Examine the records and identify each line that includes the string "right". Copy those lines.

>> BEGIN Provided records

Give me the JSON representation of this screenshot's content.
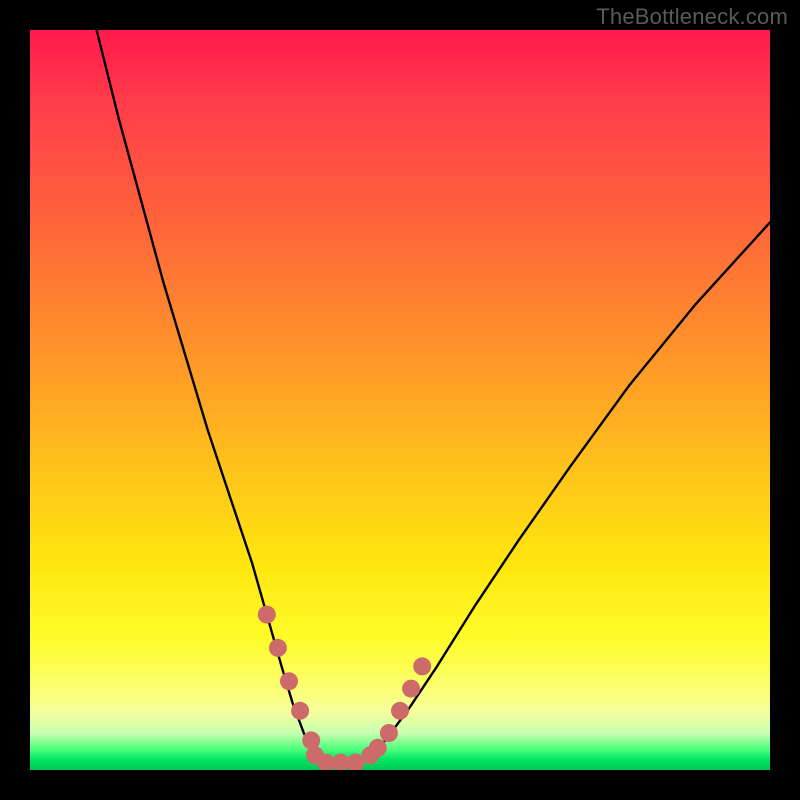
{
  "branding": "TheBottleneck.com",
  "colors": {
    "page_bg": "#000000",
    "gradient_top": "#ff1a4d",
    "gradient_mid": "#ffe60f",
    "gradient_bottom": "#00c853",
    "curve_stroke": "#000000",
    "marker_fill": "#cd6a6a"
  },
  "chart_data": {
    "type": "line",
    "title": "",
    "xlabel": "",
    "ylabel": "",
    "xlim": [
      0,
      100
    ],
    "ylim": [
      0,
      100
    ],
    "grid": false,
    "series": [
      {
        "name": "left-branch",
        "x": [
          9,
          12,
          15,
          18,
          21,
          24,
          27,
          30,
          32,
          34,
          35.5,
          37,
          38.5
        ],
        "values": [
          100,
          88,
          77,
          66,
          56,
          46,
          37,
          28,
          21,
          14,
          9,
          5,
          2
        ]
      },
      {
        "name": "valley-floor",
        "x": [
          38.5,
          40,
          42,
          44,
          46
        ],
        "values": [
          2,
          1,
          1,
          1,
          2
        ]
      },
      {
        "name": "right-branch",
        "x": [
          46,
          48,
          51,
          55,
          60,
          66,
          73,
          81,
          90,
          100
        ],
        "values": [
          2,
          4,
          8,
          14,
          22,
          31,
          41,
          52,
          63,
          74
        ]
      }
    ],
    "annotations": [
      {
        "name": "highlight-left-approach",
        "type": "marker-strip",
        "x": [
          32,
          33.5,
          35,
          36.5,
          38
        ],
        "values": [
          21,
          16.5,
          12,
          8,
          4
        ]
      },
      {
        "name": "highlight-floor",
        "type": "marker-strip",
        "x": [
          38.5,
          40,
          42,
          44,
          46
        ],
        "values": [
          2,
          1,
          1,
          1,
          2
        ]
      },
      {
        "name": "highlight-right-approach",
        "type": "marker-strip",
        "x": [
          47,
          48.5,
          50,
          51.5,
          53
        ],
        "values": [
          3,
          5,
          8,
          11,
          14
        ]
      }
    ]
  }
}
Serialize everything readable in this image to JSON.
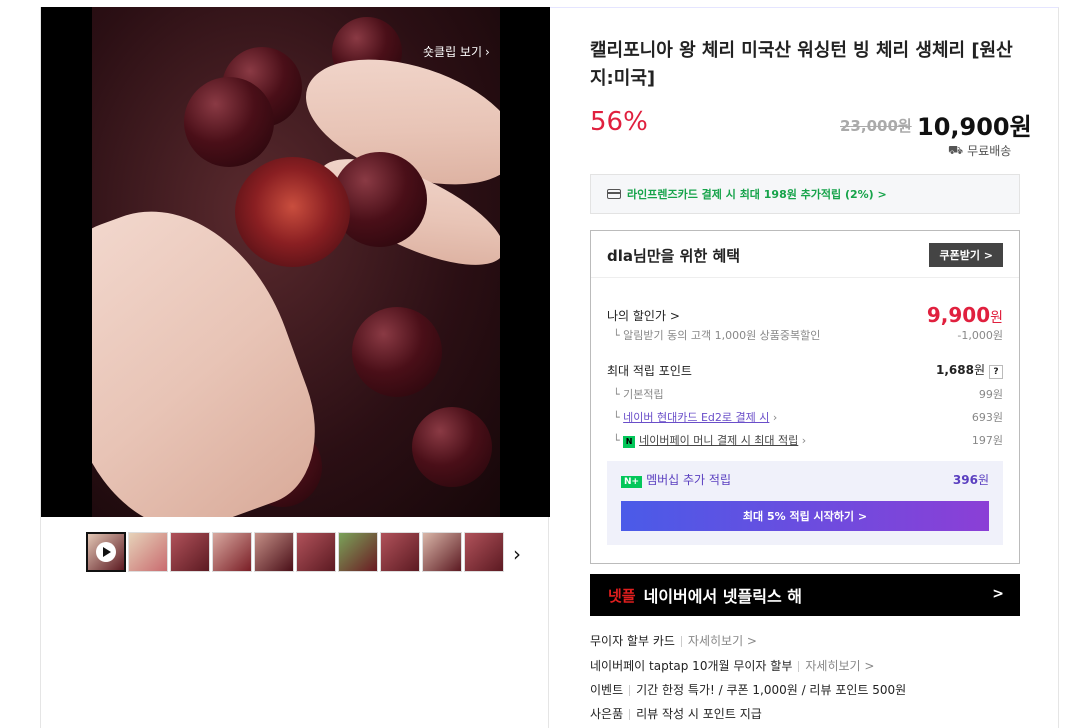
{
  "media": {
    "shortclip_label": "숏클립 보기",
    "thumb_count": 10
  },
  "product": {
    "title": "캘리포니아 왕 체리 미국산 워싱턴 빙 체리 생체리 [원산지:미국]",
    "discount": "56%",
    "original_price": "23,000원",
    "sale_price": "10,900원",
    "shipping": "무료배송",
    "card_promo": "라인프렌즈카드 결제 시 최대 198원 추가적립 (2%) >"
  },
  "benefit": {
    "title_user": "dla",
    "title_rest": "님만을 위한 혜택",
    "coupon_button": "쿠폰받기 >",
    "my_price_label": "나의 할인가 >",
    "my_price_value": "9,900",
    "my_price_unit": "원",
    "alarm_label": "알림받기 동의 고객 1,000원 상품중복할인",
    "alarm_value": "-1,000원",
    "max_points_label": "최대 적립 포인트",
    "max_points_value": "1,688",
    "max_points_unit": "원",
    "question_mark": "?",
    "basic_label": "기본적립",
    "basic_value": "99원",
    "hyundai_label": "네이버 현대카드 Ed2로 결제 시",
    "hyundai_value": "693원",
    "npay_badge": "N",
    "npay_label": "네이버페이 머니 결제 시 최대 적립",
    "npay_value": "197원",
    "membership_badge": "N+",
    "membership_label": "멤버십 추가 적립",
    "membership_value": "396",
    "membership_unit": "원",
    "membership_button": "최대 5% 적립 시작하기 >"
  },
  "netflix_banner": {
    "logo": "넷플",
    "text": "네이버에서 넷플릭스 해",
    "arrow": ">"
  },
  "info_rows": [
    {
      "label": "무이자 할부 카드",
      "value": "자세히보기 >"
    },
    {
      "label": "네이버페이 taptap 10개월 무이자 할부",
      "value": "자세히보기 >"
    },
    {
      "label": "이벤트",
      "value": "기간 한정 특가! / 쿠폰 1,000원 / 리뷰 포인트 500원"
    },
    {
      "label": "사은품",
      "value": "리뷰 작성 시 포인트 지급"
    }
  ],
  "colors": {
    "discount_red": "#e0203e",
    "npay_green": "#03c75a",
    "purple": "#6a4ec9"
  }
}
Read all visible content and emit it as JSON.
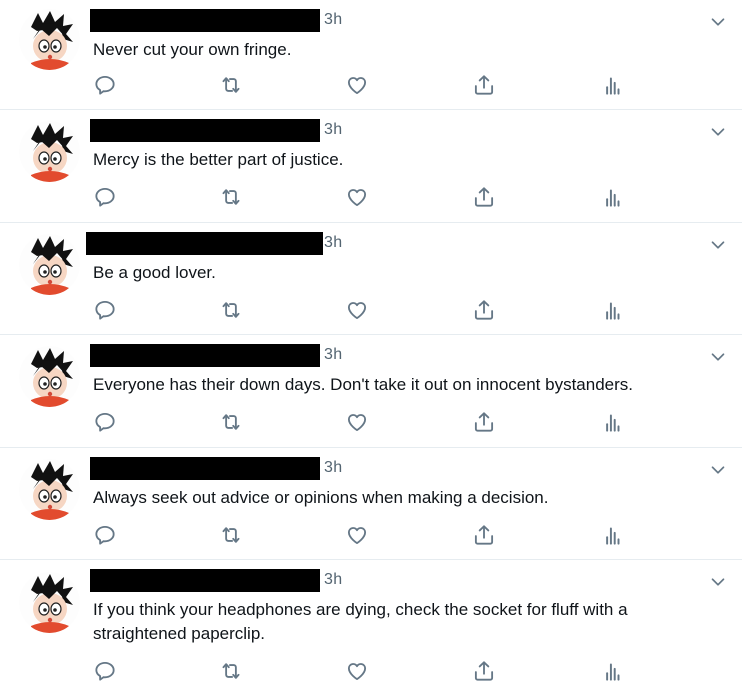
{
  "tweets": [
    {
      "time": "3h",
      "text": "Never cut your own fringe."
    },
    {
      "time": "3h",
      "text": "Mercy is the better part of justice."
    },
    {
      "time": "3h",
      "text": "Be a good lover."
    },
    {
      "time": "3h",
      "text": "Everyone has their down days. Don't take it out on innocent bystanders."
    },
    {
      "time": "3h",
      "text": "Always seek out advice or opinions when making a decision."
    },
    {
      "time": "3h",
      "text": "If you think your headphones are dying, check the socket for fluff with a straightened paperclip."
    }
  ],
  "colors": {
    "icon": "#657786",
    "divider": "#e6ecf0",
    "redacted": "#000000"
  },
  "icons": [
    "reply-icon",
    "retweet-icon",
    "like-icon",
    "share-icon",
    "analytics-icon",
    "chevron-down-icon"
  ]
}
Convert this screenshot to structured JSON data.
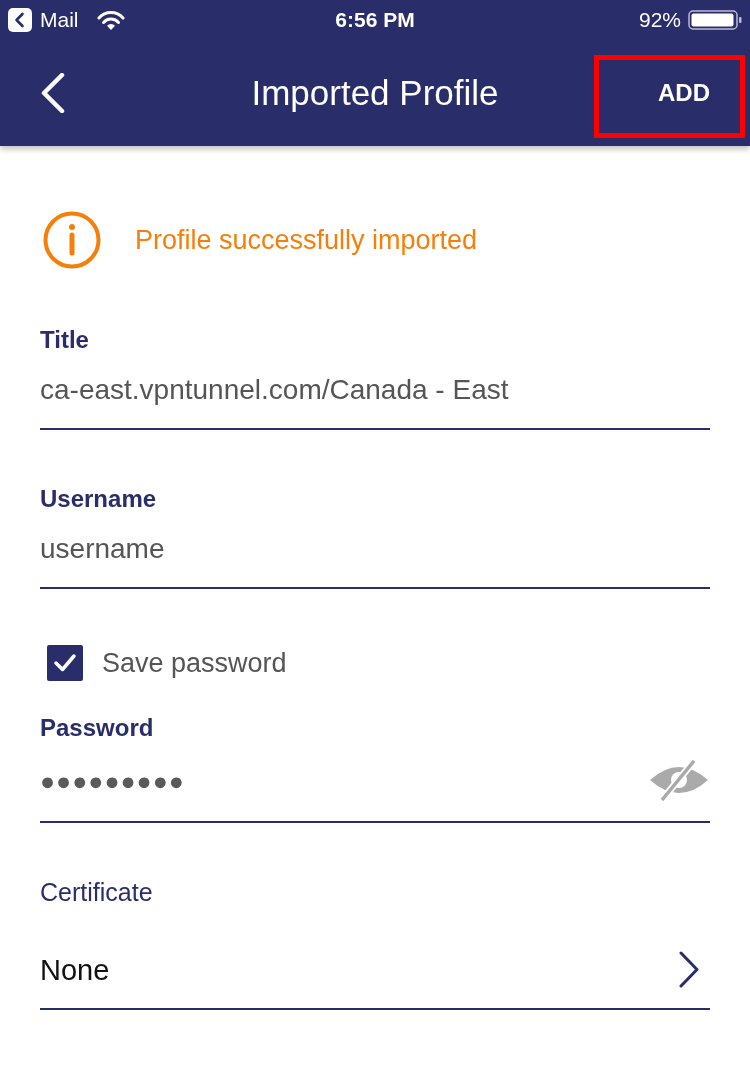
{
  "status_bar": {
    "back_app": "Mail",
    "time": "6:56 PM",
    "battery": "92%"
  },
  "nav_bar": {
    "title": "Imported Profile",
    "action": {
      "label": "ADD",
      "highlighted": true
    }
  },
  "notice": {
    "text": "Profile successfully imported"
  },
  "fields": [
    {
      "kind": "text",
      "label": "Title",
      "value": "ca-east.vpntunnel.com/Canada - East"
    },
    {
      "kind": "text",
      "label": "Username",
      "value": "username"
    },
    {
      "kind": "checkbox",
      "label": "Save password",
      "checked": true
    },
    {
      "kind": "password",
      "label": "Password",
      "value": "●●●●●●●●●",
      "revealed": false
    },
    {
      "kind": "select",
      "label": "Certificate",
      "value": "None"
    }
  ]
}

>> END Provided records

**Completed exercise**:
        "name": "right-branch",
        "name": "highlight-right-approach",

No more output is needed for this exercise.